Look through the data below. Show each line where the string "text" occurs.
-- -- --
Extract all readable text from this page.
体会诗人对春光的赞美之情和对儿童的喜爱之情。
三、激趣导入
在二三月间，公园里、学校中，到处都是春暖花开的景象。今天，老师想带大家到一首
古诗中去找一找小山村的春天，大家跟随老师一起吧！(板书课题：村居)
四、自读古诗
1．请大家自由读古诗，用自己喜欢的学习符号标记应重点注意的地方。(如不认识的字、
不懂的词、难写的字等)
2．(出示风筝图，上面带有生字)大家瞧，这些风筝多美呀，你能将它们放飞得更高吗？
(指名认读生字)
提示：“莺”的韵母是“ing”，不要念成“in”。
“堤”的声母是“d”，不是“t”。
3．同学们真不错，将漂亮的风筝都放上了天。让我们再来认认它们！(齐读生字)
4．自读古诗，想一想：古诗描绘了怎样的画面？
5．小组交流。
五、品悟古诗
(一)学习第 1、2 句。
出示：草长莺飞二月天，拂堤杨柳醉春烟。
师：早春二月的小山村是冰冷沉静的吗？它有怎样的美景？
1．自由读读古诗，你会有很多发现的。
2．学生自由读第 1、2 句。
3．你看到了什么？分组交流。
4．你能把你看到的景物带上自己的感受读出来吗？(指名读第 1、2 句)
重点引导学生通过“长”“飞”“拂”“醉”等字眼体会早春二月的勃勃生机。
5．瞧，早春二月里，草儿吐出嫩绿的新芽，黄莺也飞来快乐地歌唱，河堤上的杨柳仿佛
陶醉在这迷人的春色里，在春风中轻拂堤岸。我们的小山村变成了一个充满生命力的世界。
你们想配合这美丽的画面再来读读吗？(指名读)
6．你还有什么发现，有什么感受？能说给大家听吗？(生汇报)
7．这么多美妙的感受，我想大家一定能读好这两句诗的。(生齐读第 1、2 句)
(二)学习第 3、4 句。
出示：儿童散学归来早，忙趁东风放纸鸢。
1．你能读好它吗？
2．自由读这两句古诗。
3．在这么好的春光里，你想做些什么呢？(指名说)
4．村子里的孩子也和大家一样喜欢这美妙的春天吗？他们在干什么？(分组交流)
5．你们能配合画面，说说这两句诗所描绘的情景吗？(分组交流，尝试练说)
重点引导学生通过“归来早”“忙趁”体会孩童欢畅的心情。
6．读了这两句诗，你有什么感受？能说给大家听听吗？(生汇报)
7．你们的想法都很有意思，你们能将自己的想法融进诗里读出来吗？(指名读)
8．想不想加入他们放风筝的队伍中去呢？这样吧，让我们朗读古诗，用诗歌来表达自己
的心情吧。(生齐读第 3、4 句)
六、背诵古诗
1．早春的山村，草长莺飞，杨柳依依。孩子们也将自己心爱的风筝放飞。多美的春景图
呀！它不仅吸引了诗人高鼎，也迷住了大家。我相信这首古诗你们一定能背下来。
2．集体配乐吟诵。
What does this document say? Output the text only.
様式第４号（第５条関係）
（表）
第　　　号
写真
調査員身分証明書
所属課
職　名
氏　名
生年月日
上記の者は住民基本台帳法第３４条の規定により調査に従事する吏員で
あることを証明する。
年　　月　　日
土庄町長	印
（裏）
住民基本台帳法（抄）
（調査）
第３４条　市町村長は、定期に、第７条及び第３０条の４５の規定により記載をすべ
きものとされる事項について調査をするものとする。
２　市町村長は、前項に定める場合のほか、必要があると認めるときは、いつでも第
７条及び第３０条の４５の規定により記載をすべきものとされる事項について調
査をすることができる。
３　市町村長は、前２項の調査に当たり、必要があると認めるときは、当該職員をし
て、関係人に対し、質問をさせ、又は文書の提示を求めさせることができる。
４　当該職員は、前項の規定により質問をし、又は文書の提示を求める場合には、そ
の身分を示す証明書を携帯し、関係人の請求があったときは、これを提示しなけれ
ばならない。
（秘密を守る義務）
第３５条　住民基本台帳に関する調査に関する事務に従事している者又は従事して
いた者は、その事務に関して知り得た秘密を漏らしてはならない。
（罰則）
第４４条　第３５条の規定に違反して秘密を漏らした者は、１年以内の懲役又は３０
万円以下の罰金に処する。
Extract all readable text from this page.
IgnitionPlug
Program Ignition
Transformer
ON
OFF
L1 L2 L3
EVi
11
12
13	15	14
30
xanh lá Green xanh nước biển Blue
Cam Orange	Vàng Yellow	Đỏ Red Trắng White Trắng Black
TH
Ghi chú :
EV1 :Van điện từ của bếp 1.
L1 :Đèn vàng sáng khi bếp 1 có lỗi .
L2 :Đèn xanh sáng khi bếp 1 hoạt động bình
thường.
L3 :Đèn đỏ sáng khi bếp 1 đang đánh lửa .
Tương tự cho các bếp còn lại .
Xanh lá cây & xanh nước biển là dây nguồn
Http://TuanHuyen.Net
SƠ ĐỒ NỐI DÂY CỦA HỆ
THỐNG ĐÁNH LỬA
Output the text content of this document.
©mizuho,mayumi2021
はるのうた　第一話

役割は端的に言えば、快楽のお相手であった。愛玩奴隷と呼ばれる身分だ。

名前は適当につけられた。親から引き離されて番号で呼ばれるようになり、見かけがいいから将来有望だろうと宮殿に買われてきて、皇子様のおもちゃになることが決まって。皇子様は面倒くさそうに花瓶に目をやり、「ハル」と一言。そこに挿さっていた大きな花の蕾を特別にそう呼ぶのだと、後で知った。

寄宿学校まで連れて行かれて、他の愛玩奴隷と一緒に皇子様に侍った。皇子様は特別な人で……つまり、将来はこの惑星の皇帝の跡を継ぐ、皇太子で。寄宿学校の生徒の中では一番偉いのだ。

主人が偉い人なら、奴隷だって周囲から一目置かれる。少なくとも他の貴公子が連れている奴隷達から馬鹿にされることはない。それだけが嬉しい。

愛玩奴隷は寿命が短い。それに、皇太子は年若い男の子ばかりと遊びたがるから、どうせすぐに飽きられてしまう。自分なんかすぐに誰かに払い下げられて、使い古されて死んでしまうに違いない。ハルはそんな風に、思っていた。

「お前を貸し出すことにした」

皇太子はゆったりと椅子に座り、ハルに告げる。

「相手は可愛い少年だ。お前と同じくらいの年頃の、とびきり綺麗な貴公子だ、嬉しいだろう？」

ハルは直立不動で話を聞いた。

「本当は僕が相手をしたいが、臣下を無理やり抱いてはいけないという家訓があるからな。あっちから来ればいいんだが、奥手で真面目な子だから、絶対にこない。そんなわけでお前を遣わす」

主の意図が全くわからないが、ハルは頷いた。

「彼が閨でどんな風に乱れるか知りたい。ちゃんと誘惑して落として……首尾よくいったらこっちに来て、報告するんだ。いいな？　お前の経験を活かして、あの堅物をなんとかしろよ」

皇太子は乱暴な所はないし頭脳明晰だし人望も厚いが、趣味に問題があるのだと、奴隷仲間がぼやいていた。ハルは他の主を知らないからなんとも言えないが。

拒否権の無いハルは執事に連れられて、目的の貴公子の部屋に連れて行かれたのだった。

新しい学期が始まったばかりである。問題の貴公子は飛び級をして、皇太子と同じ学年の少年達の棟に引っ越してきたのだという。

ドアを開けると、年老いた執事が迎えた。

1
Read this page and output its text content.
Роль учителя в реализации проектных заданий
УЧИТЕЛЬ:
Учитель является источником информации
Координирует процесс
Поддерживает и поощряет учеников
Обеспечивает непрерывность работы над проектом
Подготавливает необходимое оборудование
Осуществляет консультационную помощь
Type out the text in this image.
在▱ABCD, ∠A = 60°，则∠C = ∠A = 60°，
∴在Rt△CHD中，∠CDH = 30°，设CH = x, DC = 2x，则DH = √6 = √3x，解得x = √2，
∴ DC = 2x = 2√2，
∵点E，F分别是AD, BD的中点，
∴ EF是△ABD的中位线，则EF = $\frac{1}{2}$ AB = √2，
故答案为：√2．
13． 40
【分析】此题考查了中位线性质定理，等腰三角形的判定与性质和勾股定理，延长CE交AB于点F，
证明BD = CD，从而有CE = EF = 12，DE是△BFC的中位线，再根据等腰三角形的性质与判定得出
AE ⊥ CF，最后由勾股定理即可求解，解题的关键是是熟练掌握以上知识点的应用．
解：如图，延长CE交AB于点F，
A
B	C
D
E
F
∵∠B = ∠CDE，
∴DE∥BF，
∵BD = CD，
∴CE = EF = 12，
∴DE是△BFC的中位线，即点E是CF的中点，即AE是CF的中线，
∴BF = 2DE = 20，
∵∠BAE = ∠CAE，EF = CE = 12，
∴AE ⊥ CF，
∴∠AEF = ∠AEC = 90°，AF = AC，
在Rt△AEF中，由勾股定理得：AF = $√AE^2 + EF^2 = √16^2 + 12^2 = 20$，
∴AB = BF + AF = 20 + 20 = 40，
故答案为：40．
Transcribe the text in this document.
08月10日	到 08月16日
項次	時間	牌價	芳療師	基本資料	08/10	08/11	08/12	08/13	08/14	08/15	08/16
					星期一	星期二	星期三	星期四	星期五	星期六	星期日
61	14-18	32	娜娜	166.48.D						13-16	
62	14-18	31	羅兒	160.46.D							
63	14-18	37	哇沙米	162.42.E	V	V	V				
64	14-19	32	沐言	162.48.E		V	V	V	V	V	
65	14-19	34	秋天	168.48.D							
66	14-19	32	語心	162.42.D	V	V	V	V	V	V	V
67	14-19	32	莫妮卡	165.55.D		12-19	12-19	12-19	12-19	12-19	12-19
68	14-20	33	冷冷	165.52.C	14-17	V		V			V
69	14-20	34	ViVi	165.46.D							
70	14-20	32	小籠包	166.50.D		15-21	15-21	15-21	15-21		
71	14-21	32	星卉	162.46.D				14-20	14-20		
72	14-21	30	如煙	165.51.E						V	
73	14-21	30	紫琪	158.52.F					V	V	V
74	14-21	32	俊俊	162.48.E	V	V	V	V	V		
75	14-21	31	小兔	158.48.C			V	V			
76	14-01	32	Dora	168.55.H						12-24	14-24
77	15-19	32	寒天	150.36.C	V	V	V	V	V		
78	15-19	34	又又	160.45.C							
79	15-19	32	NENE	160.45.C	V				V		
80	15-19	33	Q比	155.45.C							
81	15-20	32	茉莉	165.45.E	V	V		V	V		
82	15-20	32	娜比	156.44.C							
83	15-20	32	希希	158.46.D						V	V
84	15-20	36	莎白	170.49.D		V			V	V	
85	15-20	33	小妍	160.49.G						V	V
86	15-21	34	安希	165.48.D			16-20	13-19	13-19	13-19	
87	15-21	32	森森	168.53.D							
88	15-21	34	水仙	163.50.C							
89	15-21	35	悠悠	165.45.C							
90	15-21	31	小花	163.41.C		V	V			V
-- -- --
Exercise solution -
Extract all readable text from this page.
What does this document say? Output the text only.
Extract all readable text from this page.
Output the text content of this document.
Read this page and output its text content.
Type out the text in this image.
Transcribe the text in this document.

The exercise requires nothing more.